◆ ASSIGNMENT 1:
In the BCP study excerpt, which chemokine did T cells release in large amounts to recruit MSCs to the material?
◆ ASSIGNMENT 2:
Please transcribe the BCP study excerpt from "Methods: The BCP" up to and including "stem cells (MSCs).".

◆ DOCUMENT SECTION:
Methods: The BCP bioceramics were implanted by conventional and minimally invasive methods in the gastrocnemius wild-type or T cells depleted mice to test the effect of ectopia osteoinduction. Moreover, flow cytometry was used to detect immune responses, T cell sorting and Western Blot molecular biology experiments, and transwell assays migration of mesenchymal stem cells (MSCs).

Results: We found that BCP, an implantable osteoinductive material, could not activate the adaptive immune response mediated by T cells after minimally invasive surgery. Further studies revealed that under the conventional non-minimally invasive BCP implantation, a positive correlation existed between T cell recruitment and the infiltration and osteogenic differentiation of MSCs. Interestingly, after BCP was implanted by minimally invasive surgery or implanted in T cell depleted mice, MSCs infiltration and osteogenic differentiation were significantly reduced, and BCP could not achieve the biological effects of ectopia ossification. Finally, we confirmed that a certain extent inflammatory stimulation activated the adaptive immune response mediated by T cells, up-regulated the nuclear factor-κB (NF-κB) signal in T cells, released a large amount of chemokine C-C motif chemokine ligand 5(CCL5) to recruit MSCs to the surrounding material, and finally achieved the ideal effect of osteoinduction.

◆ THE DATA:
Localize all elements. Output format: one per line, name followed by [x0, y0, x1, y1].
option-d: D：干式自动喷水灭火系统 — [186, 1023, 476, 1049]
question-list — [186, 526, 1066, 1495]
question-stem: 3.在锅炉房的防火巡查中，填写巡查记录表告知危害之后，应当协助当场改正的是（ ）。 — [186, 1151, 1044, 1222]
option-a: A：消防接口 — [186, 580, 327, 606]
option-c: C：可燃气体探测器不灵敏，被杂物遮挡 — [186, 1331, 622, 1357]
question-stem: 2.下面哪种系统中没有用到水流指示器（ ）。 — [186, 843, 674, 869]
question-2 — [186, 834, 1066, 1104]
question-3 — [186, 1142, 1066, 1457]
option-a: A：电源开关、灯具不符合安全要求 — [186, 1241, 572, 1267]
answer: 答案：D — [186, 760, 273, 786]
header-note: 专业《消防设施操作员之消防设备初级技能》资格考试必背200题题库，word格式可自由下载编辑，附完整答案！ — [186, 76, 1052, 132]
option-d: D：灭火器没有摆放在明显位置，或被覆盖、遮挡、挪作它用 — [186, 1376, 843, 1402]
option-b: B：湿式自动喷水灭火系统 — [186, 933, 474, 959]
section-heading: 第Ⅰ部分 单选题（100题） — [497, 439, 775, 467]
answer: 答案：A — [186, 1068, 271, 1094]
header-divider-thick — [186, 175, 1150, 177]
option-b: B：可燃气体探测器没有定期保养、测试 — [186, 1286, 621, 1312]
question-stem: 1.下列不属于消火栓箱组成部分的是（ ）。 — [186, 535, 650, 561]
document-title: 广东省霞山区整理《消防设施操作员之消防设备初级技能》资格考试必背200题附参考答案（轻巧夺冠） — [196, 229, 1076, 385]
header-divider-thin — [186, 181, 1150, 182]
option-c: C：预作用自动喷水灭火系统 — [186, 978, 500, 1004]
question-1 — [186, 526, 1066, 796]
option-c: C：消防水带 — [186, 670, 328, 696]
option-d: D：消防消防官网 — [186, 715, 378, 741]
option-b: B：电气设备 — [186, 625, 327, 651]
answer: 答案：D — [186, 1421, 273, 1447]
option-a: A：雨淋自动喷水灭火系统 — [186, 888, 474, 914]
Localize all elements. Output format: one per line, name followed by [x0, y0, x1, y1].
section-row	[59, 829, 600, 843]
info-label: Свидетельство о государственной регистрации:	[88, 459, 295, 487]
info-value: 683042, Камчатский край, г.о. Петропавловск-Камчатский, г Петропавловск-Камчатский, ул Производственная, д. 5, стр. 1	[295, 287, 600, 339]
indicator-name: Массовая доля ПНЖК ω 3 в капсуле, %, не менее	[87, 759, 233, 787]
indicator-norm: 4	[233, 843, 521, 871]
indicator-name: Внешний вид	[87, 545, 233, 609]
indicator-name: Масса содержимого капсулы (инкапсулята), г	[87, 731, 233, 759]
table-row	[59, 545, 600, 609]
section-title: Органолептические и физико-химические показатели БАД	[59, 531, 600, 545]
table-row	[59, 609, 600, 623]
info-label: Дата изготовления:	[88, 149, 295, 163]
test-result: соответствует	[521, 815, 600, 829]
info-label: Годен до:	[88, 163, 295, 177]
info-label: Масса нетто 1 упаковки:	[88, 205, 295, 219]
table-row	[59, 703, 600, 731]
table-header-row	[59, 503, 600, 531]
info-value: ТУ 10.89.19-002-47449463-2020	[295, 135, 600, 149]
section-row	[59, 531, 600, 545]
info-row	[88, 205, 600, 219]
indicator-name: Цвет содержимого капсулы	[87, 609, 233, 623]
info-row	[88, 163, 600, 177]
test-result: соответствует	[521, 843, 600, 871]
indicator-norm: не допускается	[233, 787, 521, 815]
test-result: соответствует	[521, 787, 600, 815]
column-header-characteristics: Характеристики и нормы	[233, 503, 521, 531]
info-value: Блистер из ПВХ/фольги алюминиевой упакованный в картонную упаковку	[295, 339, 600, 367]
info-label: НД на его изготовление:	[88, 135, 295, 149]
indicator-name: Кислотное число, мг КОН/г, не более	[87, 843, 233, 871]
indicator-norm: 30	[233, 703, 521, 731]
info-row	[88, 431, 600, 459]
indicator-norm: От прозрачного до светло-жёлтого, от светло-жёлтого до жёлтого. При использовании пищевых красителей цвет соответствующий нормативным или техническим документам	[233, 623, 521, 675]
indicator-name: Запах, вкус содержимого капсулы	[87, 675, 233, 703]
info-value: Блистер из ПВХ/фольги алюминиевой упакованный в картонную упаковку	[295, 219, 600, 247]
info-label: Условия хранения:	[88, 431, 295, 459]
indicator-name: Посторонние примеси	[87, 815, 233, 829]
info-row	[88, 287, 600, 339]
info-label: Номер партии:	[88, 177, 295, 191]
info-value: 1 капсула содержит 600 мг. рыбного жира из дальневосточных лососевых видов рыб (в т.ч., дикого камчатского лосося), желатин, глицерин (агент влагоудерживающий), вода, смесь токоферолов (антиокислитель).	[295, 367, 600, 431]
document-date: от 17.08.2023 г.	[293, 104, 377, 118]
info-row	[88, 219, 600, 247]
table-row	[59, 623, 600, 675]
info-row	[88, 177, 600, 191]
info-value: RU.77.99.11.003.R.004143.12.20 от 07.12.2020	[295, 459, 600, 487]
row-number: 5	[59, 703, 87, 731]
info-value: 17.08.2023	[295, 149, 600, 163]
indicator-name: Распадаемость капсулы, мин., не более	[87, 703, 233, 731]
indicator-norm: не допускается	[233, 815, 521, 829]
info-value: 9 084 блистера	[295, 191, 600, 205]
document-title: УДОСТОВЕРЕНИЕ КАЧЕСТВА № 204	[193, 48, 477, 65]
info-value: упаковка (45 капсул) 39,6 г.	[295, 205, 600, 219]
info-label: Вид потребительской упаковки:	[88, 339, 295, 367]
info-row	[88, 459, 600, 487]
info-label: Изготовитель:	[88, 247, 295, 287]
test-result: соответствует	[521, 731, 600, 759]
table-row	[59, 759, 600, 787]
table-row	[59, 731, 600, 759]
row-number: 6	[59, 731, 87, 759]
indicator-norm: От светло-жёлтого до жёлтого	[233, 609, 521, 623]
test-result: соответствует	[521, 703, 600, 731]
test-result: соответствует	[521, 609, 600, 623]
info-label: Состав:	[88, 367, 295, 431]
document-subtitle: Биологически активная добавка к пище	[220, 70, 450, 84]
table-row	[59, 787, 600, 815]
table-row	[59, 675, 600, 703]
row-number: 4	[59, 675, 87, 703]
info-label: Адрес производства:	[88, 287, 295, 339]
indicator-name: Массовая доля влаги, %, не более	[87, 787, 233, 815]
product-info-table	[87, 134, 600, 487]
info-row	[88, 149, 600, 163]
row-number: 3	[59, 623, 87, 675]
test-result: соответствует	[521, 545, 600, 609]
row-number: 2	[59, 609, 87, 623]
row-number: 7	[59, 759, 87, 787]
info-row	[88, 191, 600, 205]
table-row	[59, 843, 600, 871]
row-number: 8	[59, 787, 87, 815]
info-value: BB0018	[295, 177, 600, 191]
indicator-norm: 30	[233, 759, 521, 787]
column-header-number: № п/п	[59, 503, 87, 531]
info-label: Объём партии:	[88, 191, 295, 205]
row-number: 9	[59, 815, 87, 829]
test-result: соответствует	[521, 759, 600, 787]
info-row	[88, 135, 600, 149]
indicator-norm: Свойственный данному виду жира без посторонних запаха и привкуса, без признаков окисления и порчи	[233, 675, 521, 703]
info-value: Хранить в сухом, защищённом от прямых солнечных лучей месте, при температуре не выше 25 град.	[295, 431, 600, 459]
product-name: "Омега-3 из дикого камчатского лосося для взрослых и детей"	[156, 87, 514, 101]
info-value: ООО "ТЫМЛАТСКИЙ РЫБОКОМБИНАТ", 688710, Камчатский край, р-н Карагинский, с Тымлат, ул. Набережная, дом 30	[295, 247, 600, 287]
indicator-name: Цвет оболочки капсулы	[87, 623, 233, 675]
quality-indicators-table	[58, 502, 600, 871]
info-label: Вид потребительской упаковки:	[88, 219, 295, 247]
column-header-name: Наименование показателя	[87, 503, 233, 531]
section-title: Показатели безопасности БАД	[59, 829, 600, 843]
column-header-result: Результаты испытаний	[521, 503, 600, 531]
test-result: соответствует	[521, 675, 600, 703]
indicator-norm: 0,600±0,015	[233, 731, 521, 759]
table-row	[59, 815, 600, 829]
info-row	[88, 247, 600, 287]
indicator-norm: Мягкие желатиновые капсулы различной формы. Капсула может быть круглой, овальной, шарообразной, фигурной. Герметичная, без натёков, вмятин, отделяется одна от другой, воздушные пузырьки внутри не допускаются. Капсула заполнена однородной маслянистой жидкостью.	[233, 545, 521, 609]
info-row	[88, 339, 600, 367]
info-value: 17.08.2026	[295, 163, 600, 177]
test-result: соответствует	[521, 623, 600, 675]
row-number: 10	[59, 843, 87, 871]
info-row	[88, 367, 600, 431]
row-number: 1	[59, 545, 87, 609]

◆ RESPONSE AREA 1:
Chemokine C-C motif chemokine ligand 5 (CCL5).

◆ RESPONSE AREA 2:
Methods: The BCP bioceramics were implanted by conventional and minimally invasive methods in the gastrocnemius wild-type or T cells depleted mice to test the effect of ectopia osteoinduction. Moreover, flow cytometry was used to detect immune responses, T cell sorting and Western Blot molecular biology experiments, and transwell assays migration of mesenchymal stem cells (MSCs).